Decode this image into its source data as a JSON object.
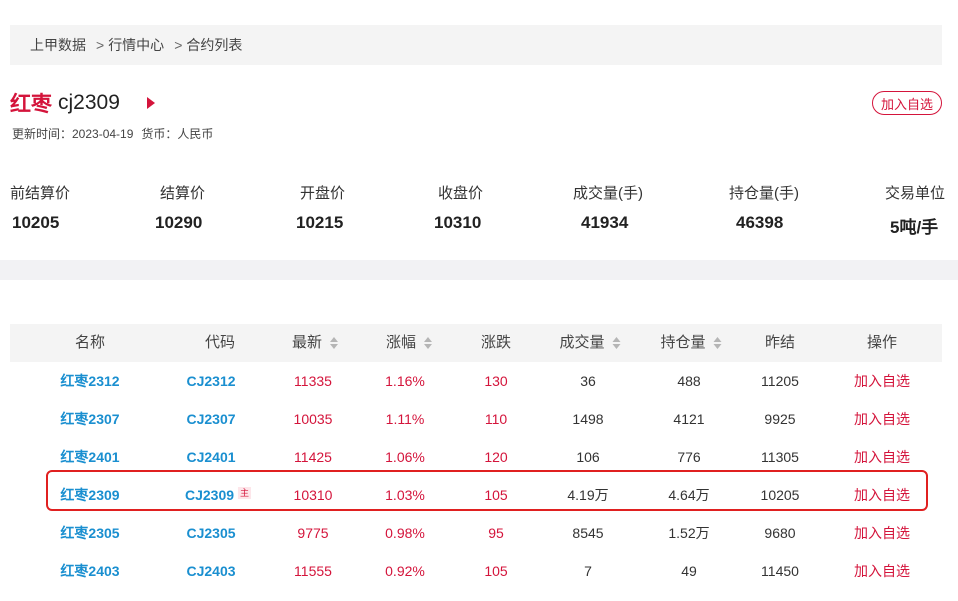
{
  "breadcrumb": {
    "home": "上甲数据",
    "sep": ">",
    "level2": "行情中心",
    "level3": "合约列表"
  },
  "header": {
    "name": "红枣",
    "code": "cj2309",
    "update_time": "更新时间：2023-04-19",
    "currency": "货币：人民币",
    "add_fav": "加入自选"
  },
  "stats": [
    {
      "label": "前结算价",
      "value": "10205"
    },
    {
      "label": "结算价",
      "value": "10290"
    },
    {
      "label": "开盘价",
      "value": "10215"
    },
    {
      "label": "收盘价",
      "value": "10310"
    },
    {
      "label": "成交量(手)",
      "value": "41934"
    },
    {
      "label": "持仓量(手)",
      "value": "46398"
    },
    {
      "label": "交易单位",
      "value": "5吨/手"
    }
  ],
  "table": {
    "headers": [
      "名称",
      "代码",
      "最新",
      "涨幅",
      "涨跌",
      "成交量",
      "持仓量",
      "昨结",
      "操作"
    ],
    "main_tag": "主",
    "rows": [
      {
        "name": "红枣2312",
        "code": "CJ2312",
        "latest": "11335",
        "pct": "1.16%",
        "chg": "130",
        "volume": "36",
        "oi": "488",
        "prev": "11205",
        "action": "加入自选"
      },
      {
        "name": "红枣2307",
        "code": "CJ2307",
        "latest": "10035",
        "pct": "1.11%",
        "chg": "110",
        "volume": "1498",
        "oi": "4121",
        "prev": "9925",
        "action": "加入自选"
      },
      {
        "name": "红枣2401",
        "code": "CJ2401",
        "latest": "11425",
        "pct": "1.06%",
        "chg": "120",
        "volume": "106",
        "oi": "776",
        "prev": "11305",
        "action": "加入自选"
      },
      {
        "name": "红枣2309",
        "code": "CJ2309",
        "latest": "10310",
        "pct": "1.03%",
        "chg": "105",
        "volume": "4.19万",
        "oi": "4.64万",
        "prev": "10205",
        "action": "加入自选"
      },
      {
        "name": "红枣2305",
        "code": "CJ2305",
        "latest": "9775",
        "pct": "0.98%",
        "chg": "95",
        "volume": "8545",
        "oi": "1.52万",
        "prev": "9680",
        "action": "加入自选"
      },
      {
        "name": "红枣2403",
        "code": "CJ2403",
        "latest": "11555",
        "pct": "0.92%",
        "chg": "105",
        "volume": "7",
        "oi": "49",
        "prev": "11450",
        "action": "加入自选"
      }
    ]
  },
  "colors": {
    "accent_red": "#d4143b",
    "link_blue": "#1a8fd0",
    "highlight_border": "#e02020"
  }
}
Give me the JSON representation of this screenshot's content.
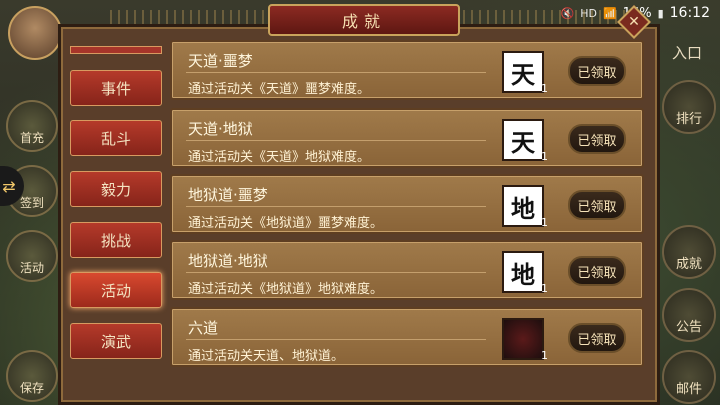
{
  "status_bar": {
    "icons": [
      "mute-icon",
      "hd-icon",
      "wifi-icon"
    ],
    "battery": "16%",
    "time": "16:12"
  },
  "header": {
    "title": "成就"
  },
  "top_right": {
    "entry_label": "入口"
  },
  "left_buttons": [
    {
      "label": "首充"
    },
    {
      "label": "签到"
    },
    {
      "label": "活动"
    },
    {
      "label": "保存"
    }
  ],
  "right_buttons": [
    {
      "label": "排行"
    },
    {
      "label": "成就"
    },
    {
      "label": "公告"
    },
    {
      "label": "邮件"
    }
  ],
  "categories": [
    {
      "label": "事件",
      "active": false
    },
    {
      "label": "乱斗",
      "active": false
    },
    {
      "label": "毅力",
      "active": false
    },
    {
      "label": "挑战",
      "active": false
    },
    {
      "label": "活动",
      "active": true
    },
    {
      "label": "演武",
      "active": false
    }
  ],
  "achievements": [
    {
      "title": "天道·噩梦",
      "desc": "通过活动关《天道》噩梦难度。",
      "reward_glyph": "天",
      "reward_qty": "1",
      "button": "已领取"
    },
    {
      "title": "天道·地狱",
      "desc": "通过活动关《天道》地狱难度。",
      "reward_glyph": "天",
      "reward_qty": "1",
      "button": "已领取"
    },
    {
      "title": "地狱道·噩梦",
      "desc": "通过活动关《地狱道》噩梦难度。",
      "reward_glyph": "地",
      "reward_qty": "1",
      "button": "已领取"
    },
    {
      "title": "地狱道·地狱",
      "desc": "通过活动关《地狱道》地狱难度。",
      "reward_glyph": "地",
      "reward_qty": "1",
      "button": "已领取"
    },
    {
      "title": "六道",
      "desc": "通过活动关天道、地狱道。",
      "reward_glyph": "",
      "reward_qty": "1",
      "button": "已领取"
    }
  ]
}
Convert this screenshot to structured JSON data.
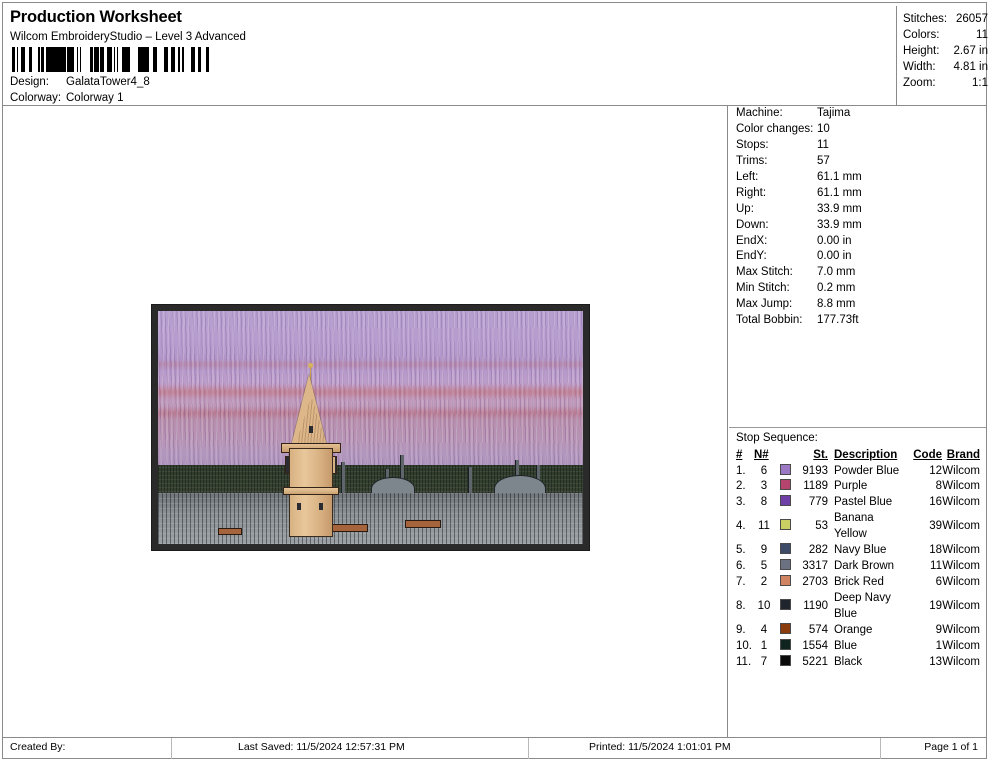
{
  "header": {
    "title": "Production Worksheet",
    "subtitle": "Wilcom EmbroideryStudio – Level 3 Advanced",
    "design_label": "Design:",
    "design_value": "GalataTower4_8",
    "colorway_label": "Colorway:",
    "colorway_value": "Colorway 1",
    "barcode_name": "design-barcode"
  },
  "summary": [
    {
      "label": "Stitches:",
      "value": "26057"
    },
    {
      "label": "Colors:",
      "value": "11"
    },
    {
      "label": "Height:",
      "value": "2.67 in"
    },
    {
      "label": "Width:",
      "value": "4.81 in"
    },
    {
      "label": "Zoom:",
      "value": "1:1"
    }
  ],
  "specs": [
    {
      "label": "Machine:",
      "value": "Tajima"
    },
    {
      "label": "Color changes:",
      "value": "10"
    },
    {
      "label": "Stops:",
      "value": "11"
    },
    {
      "label": "Trims:",
      "value": "57"
    },
    {
      "label": "Left:",
      "value": "61.1 mm"
    },
    {
      "label": "Right:",
      "value": "61.1 mm"
    },
    {
      "label": "Up:",
      "value": "33.9 mm"
    },
    {
      "label": "Down:",
      "value": "33.9 mm"
    },
    {
      "label": "EndX:",
      "value": "0.00 in"
    },
    {
      "label": "EndY:",
      "value": "0.00 in"
    },
    {
      "label": "Max Stitch:",
      "value": "7.0 mm"
    },
    {
      "label": "Min Stitch:",
      "value": "0.2 mm"
    },
    {
      "label": "Max Jump:",
      "value": "8.8 mm"
    },
    {
      "label": "Total Bobbin:",
      "value": "177.73ft"
    }
  ],
  "stop_sequence": {
    "label": "Stop Sequence:",
    "columns": [
      "#",
      "N#",
      "St.",
      "Description",
      "Code",
      "Brand"
    ],
    "rows": [
      {
        "num": "1.",
        "nnum": "6",
        "color": "#9b79c4",
        "stitches": "9193",
        "description": "Powder Blue",
        "code": "12",
        "brand": "Wilcom"
      },
      {
        "num": "2.",
        "nnum": "3",
        "color": "#b5446e",
        "stitches": "1189",
        "description": "Purple",
        "code": "8",
        "brand": "Wilcom"
      },
      {
        "num": "3.",
        "nnum": "8",
        "color": "#6f3fa8",
        "stitches": "779",
        "description": "Pastel Blue",
        "code": "16",
        "brand": "Wilcom"
      },
      {
        "num": "4.",
        "nnum": "11",
        "color": "#c3c martes",
        "stitches": "53",
        "description": "Banana Yellow",
        "code": "39",
        "brand": "Wilcom"
      },
      {
        "num": "5.",
        "nnum": "9",
        "color": "#3d4a68",
        "stitches": "282",
        "description": "Navy Blue",
        "code": "18",
        "brand": "Wilcom"
      },
      {
        "num": "6.",
        "nnum": "5",
        "color": "#6b7180",
        "stitches": "3317",
        "description": "Dark Brown",
        "code": "11",
        "brand": "Wilcom"
      },
      {
        "num": "7.",
        "nnum": "2",
        "color": "#d08462",
        "stitches": "2703",
        "description": "Brick Red",
        "code": "6",
        "brand": "Wilcom"
      },
      {
        "num": "8.",
        "nnum": "10",
        "color": "#20242c",
        "stitches": "1190",
        "description": "Deep Navy Blue",
        "code": "19",
        "brand": "Wilcom"
      },
      {
        "num": "9.",
        "nnum": "4",
        "color": "#8a3c0c",
        "stitches": "574",
        "description": "Orange",
        "code": "9",
        "brand": "Wilcom"
      },
      {
        "num": "10.",
        "nnum": "1",
        "color": "#10241f",
        "stitches": "1554",
        "description": "Blue",
        "code": "1",
        "brand": "Wilcom"
      },
      {
        "num": "11.",
        "nnum": "7",
        "color": "#0a0a0a",
        "stitches": "5221",
        "description": "Black",
        "code": "13",
        "brand": "Wilcom"
      }
    ]
  },
  "footer": {
    "created_by": "Created By:",
    "last_saved": "Last Saved: 11/5/2024 12:57:31 PM",
    "printed": "Printed: 11/5/2024 1:01:01 PM",
    "page": "Page 1 of 1"
  },
  "design_preview": {
    "name": "galata-tower-embroidery-preview",
    "alt": "Galata Tower Istanbul skyline embroidery stitch preview"
  }
}
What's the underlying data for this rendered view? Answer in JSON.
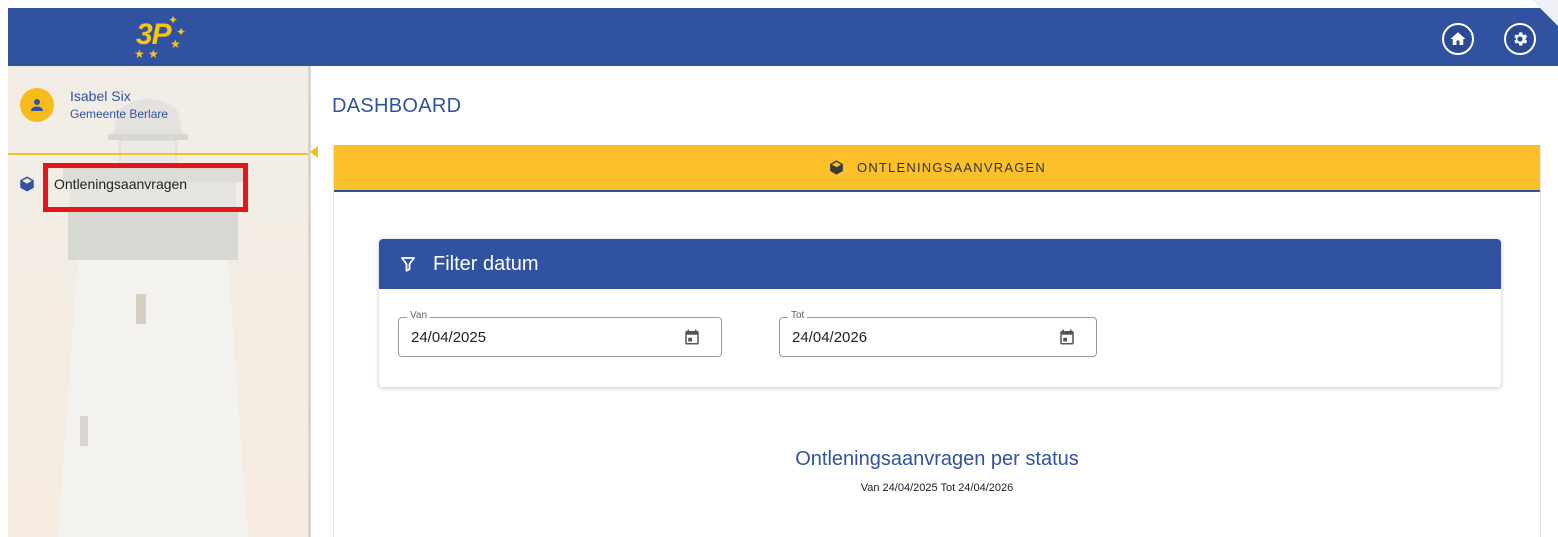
{
  "app": {
    "logo_text": "3P",
    "home_icon": "home-icon",
    "settings_icon": "gear-icon",
    "colors": {
      "primary": "#3152a0",
      "accent": "#fcc12a",
      "highlight": "#e8141b"
    }
  },
  "sidebar": {
    "user": {
      "name": "Isabel Six",
      "organization": "Gemeente Berlare",
      "icon": "user-icon"
    },
    "items": [
      {
        "label": "Ontleningsaanvragen",
        "icon": "cube-icon"
      }
    ]
  },
  "main": {
    "title": "DASHBOARD",
    "card": {
      "header_label": "ONTLENINGSAANVRAGEN",
      "header_icon": "cube-icon",
      "filter": {
        "title": "Filter datum",
        "icon": "filter-icon",
        "from": {
          "label": "Van",
          "value": "24/04/2025",
          "icon": "calendar-icon"
        },
        "to": {
          "label": "Tot",
          "value": "24/04/2026",
          "icon": "calendar-icon"
        }
      },
      "chart": {
        "title": "Ontleningsaanvragen per status",
        "subtitle": "Van 24/04/2025 Tot 24/04/2026"
      }
    }
  }
}
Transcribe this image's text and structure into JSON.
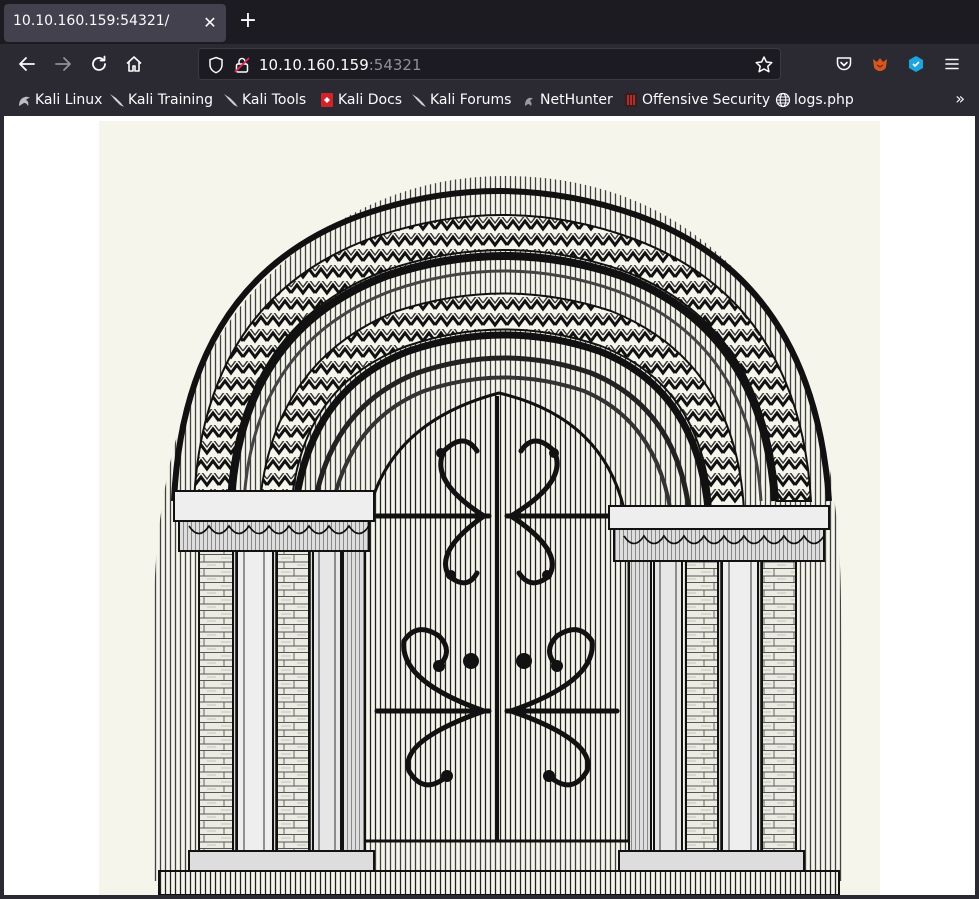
{
  "tab": {
    "title": "10.10.160.159:54321/",
    "close_icon": "close-icon",
    "new_tab_icon": "plus-icon"
  },
  "nav": {
    "back_icon": "back-arrow-icon",
    "forward_icon": "forward-arrow-icon",
    "reload_icon": "reload-icon",
    "home_icon": "home-icon"
  },
  "urlbar": {
    "host": "10.10.160.159",
    "port": ":54321",
    "shield_icon": "shield-icon",
    "lock_icon": "insecure-lock-icon",
    "star_icon": "star-icon"
  },
  "toolbar_right": [
    "pocket-icon",
    "foxyproxy-icon",
    "wappalyzer-icon",
    "menu-icon"
  ],
  "bookmarks": [
    {
      "label": "Kali Linux",
      "icon": "kali-dragon-icon"
    },
    {
      "label": "Kali Training",
      "icon": "kali-dragon-icon"
    },
    {
      "label": "Kali Tools",
      "icon": "kali-dragon-icon"
    },
    {
      "label": "Kali Docs",
      "icon": "kali-docs-icon"
    },
    {
      "label": "Kali Forums",
      "icon": "kali-dragon-icon"
    },
    {
      "label": "NetHunter",
      "icon": "nethunter-icon"
    },
    {
      "label": "Offensive Security",
      "icon": "offsec-icon"
    },
    {
      "label": "logs.php",
      "icon": "globe-icon"
    }
  ],
  "bookmarks_overflow_icon": "chevron-double-right-icon",
  "colors": {
    "tab_bg": "#42414d",
    "toolbar_bg": "#2b2a33",
    "strip_bg": "#1c1b22",
    "text": "#fbfbfe",
    "port": "#8f8f9d"
  },
  "page_image": {
    "subject": "engraving-of-romanesque-arched-doorway"
  }
}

### [Given request]
Lines that hold the word "JSON" are the ones to return, every one of them.

### [Finished exercise]
Decode this image into its source data as a JSON object.
Give me the JSON representation of this screenshot's content.
Convert this screenshot to structured JSON data.
What's the underlying data for this rendered view? Answer in JSON.
Transcribe this image's text and structure into JSON.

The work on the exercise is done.